[WRITTEN REQUEST]
Extract every line of the material below and reproduce it faithfully.

##### ENTRIES

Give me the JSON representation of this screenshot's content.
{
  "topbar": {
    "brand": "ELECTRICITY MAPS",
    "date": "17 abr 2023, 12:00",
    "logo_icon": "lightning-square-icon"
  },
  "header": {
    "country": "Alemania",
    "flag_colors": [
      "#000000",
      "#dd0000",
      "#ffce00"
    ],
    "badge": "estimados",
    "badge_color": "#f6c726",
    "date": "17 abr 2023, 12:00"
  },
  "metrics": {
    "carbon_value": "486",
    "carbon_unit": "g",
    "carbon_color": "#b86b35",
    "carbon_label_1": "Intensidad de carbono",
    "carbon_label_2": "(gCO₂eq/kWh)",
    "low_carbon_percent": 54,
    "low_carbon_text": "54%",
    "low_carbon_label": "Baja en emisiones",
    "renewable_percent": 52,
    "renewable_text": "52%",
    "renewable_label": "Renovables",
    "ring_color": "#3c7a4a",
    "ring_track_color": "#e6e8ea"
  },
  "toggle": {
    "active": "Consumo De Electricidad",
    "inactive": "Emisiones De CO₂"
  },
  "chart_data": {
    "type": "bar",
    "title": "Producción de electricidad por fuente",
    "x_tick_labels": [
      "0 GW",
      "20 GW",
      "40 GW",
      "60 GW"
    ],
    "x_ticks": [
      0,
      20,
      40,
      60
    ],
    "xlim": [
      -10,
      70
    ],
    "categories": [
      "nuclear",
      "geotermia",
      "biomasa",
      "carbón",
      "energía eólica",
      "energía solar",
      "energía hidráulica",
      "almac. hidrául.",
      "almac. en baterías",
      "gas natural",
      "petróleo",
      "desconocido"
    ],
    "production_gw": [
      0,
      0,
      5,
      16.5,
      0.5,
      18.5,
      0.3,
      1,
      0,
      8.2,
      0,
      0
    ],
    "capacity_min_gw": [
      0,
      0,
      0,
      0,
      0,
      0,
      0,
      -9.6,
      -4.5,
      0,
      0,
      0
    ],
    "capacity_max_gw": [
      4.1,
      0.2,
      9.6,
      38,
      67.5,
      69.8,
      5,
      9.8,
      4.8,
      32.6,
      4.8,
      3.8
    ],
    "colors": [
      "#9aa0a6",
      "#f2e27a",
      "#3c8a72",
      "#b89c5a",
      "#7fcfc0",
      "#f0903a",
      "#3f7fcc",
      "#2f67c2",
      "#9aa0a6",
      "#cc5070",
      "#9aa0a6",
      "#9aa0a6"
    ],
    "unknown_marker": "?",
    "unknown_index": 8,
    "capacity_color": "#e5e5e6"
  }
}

##########

[CORRECT RESULT]
Give me the JSON representation of this screenshot's content.
{
  "topbar": {
    "brand": "ELECTRICITY MAPS",
    "date": "17 abr 2023, 12:00",
    "logo_icon": "lightning-square-icon"
  },
  "header": {
    "country": "Alemania",
    "flag_colors": [
      "#000000",
      "#dd0000",
      "#ffce00"
    ],
    "badge": "estimados",
    "badge_color": "#f6c726",
    "date": "17 abr 2023, 12:00"
  },
  "metrics": {
    "carbon_value": "486",
    "carbon_unit": "g",
    "carbon_color": "#b86b35",
    "carbon_label_1": "Intensidad de carbono",
    "carbon_label_2": "(gCO₂eq/kWh)",
    "low_carbon_percent": 54,
    "low_carbon_text": "54%",
    "low_carbon_label": "Baja en emisiones",
    "renewable_percent": 52,
    "renewable_text": "52%",
    "renewable_label": "Renovables",
    "ring_color": "#3c7a4a",
    "ring_track_color": "#e6e8ea"
  },
  "toggle": {
    "active": "Consumo De Electricidad",
    "inactive": "Emisiones De CO₂"
  },
  "chart_data": {
    "type": "bar",
    "title": "Producción de electricidad por fuente",
    "x_tick_labels": [
      "0 GW",
      "20 GW",
      "40 GW",
      "60 GW"
    ],
    "x_ticks": [
      0,
      20,
      40,
      60
    ],
    "xlim": [
      -10,
      70
    ],
    "categories": [
      "nuclear",
      "geotermia",
      "biomasa",
      "carbón",
      "energía eólica",
      "energía solar",
      "energía hidráulica",
      "almac. hidrául.",
      "almac. en baterías",
      "gas natural",
      "petróleo",
      "desconocido"
    ],
    "production_gw": [
      0,
      0,
      5,
      16.5,
      0.5,
      18.5,
      0.3,
      1,
      0,
      8.2,
      0,
      0
    ],
    "capacity_min_gw": [
      0,
      0,
      0,
      0,
      0,
      0,
      0,
      -9.6,
      -4.5,
      0,
      0,
      0
    ],
    "capacity_max_gw": [
      4.1,
      0.2,
      9.6,
      38,
      67.5,
      69.8,
      5,
      9.8,
      4.8,
      32.6,
      4.8,
      3.8
    ],
    "colors": [
      "#9aa0a6",
      "#f2e27a",
      "#3c8a72",
      "#b89c5a",
      "#7fcfc0",
      "#f0903a",
      "#3f7fcc",
      "#2f67c2",
      "#9aa0a6",
      "#cc5070",
      "#9aa0a6",
      "#9aa0a6"
    ],
    "unknown_marker": "?",
    "unknown_index": 8,
    "capacity_color": "#e5e5e6"
  }
}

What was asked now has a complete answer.